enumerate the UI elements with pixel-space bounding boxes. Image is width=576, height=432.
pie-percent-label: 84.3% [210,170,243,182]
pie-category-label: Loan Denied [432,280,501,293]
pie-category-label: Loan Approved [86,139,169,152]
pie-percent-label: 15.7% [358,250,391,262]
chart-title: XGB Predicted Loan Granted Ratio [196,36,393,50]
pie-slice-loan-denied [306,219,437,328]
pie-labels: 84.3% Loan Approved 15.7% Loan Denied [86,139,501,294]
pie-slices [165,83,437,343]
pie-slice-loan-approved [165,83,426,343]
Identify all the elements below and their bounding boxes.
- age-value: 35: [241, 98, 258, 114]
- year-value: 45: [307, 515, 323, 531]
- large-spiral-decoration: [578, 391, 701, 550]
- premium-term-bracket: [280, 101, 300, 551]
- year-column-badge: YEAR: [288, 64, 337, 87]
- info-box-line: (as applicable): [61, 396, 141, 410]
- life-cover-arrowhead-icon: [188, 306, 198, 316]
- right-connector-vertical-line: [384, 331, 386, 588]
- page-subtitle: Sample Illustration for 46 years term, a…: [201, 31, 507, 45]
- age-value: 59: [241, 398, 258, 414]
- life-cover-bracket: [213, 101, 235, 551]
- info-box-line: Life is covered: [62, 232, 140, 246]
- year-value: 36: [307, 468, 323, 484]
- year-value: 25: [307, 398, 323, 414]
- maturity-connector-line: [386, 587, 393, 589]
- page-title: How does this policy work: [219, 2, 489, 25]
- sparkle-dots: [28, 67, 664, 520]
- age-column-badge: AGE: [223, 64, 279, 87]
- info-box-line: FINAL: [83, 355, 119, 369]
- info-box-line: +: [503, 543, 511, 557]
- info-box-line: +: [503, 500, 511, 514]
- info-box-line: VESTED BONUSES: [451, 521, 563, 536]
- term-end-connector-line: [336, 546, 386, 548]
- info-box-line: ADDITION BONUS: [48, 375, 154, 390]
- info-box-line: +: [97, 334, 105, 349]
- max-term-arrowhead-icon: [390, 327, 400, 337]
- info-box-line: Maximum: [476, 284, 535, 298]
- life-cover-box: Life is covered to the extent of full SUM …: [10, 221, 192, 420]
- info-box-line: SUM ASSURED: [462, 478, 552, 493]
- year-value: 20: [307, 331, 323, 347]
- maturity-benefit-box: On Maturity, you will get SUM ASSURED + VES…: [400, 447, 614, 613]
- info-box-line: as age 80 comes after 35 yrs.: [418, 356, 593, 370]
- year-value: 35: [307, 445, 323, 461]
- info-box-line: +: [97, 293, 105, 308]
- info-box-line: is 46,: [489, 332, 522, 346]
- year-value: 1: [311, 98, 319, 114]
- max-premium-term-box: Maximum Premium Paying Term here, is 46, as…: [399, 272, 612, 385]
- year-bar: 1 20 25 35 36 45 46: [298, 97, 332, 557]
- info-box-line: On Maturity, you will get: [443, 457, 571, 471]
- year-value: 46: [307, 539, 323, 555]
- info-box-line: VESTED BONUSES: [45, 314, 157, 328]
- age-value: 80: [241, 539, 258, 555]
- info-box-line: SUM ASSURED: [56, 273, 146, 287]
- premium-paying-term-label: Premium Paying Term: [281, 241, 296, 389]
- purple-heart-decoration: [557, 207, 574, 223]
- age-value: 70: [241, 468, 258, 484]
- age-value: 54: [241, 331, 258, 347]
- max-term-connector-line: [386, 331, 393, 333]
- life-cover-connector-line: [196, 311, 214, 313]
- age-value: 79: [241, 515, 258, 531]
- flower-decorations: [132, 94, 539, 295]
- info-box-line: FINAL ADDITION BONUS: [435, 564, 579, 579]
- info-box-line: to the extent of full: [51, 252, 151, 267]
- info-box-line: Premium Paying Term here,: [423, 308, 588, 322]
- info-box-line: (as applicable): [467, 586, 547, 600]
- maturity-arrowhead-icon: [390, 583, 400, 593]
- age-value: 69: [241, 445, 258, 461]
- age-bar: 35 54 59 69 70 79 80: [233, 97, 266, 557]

##############################

» **What to do**
Set down every line of the material above again, word for word, with nothing added or left out.

» **Response for this exercise**
enumerate the UI elements with pixel-space bounding boxes. Image is width=576, height=432.
pie-percent-label: 84.3% [210,170,243,182]
pie-category-label: Loan Denied [432,280,501,293]
pie-category-label: Loan Approved [86,139,169,152]
pie-percent-label: 15.7% [358,250,391,262]
chart-title: XGB Predicted Loan Granted Ratio [196,36,393,50]
pie-slice-loan-denied [306,219,437,328]
pie-labels: 84.3% Loan Approved 15.7% Loan Denied [86,139,501,294]
pie-slices [165,83,437,343]
pie-slice-loan-approved [165,83,426,343]
Identify all the elements below and their bounding boxes.
- age-value: 35: [241, 98, 258, 114]
- year-value: 45: [307, 515, 323, 531]
- large-spiral-decoration: [578, 391, 701, 550]
- premium-term-bracket: [280, 101, 300, 551]
- year-column-badge: YEAR: [288, 64, 337, 87]
- info-box-line: (as applicable): [61, 396, 141, 410]
- life-cover-arrowhead-icon: [188, 306, 198, 316]
- right-connector-vertical-line: [384, 331, 386, 588]
- page-subtitle: Sample Illustration for 46 years term, a…: [201, 31, 507, 45]
- age-value: 59: [241, 398, 258, 414]
- life-cover-bracket: [213, 101, 235, 551]
- info-box-line: Life is covered: [62, 232, 140, 246]
- year-value: 36: [307, 468, 323, 484]
- year-value: 25: [307, 398, 323, 414]
- maturity-connector-line: [386, 587, 393, 589]
- page-title: How does this policy work: [219, 2, 489, 25]
- sparkle-dots: [28, 67, 664, 520]
- age-column-badge: AGE: [223, 64, 279, 87]
- info-box-line: FINAL: [83, 355, 119, 369]
- info-box-line: +: [503, 543, 511, 557]
- info-box-line: +: [503, 500, 511, 514]
- info-box-line: VESTED BONUSES: [451, 521, 563, 536]
- term-end-connector-line: [336, 546, 386, 548]
- info-box-line: ADDITION BONUS: [48, 375, 154, 390]
- info-box-line: +: [97, 334, 105, 349]
- max-term-arrowhead-icon: [390, 327, 400, 337]
- info-box-line: Maximum: [476, 284, 535, 298]
- life-cover-box: Life is covered to the extent of full SUM …: [10, 221, 192, 420]
- info-box-line: SUM ASSURED: [462, 478, 552, 493]
- year-value: 20: [307, 331, 323, 347]
- maturity-benefit-box: On Maturity, you will get SUM ASSURED + VES…: [400, 447, 614, 613]
- info-box-line: as age 80 comes after 35 yrs.: [418, 356, 593, 370]
- year-value: 35: [307, 445, 323, 461]
- info-box-line: +: [97, 293, 105, 308]
- info-box-line: is 46,: [489, 332, 522, 346]
- year-value: 1: [311, 98, 319, 114]
- max-premium-term-box: Maximum Premium Paying Term here, is 46, as…: [399, 272, 612, 385]
- year-bar: 1 20 25 35 36 45 46: [298, 97, 332, 557]
- info-box-line: On Maturity, you will get: [443, 457, 571, 471]
- year-value: 46: [307, 539, 323, 555]
- info-box-line: VESTED BONUSES: [45, 314, 157, 328]
- age-value: 80: [241, 539, 258, 555]
- info-box-line: SUM ASSURED: [56, 273, 146, 287]
- premium-paying-term-label: Premium Paying Term: [281, 241, 296, 389]
- purple-heart-decoration: [557, 207, 574, 223]
- age-value: 70: [241, 468, 258, 484]
- age-value: 54: [241, 331, 258, 347]
- max-term-connector-line: [386, 331, 393, 333]
- life-cover-connector-line: [196, 311, 214, 313]
- age-value: 79: [241, 515, 258, 531]
- flower-decorations: [132, 94, 539, 295]
- info-box-line: FINAL ADDITION BONUS: [435, 564, 579, 579]
- info-box-line: to the extent of full: [51, 252, 151, 267]
- info-box-line: Premium Paying Term here,: [423, 308, 588, 322]
- info-box-line: (as applicable): [467, 586, 547, 600]
- maturity-arrowhead-icon: [390, 583, 400, 593]
- age-value: 69: [241, 445, 258, 461]
- age-bar: 35 54 59 69 70 79 80: [233, 97, 266, 557]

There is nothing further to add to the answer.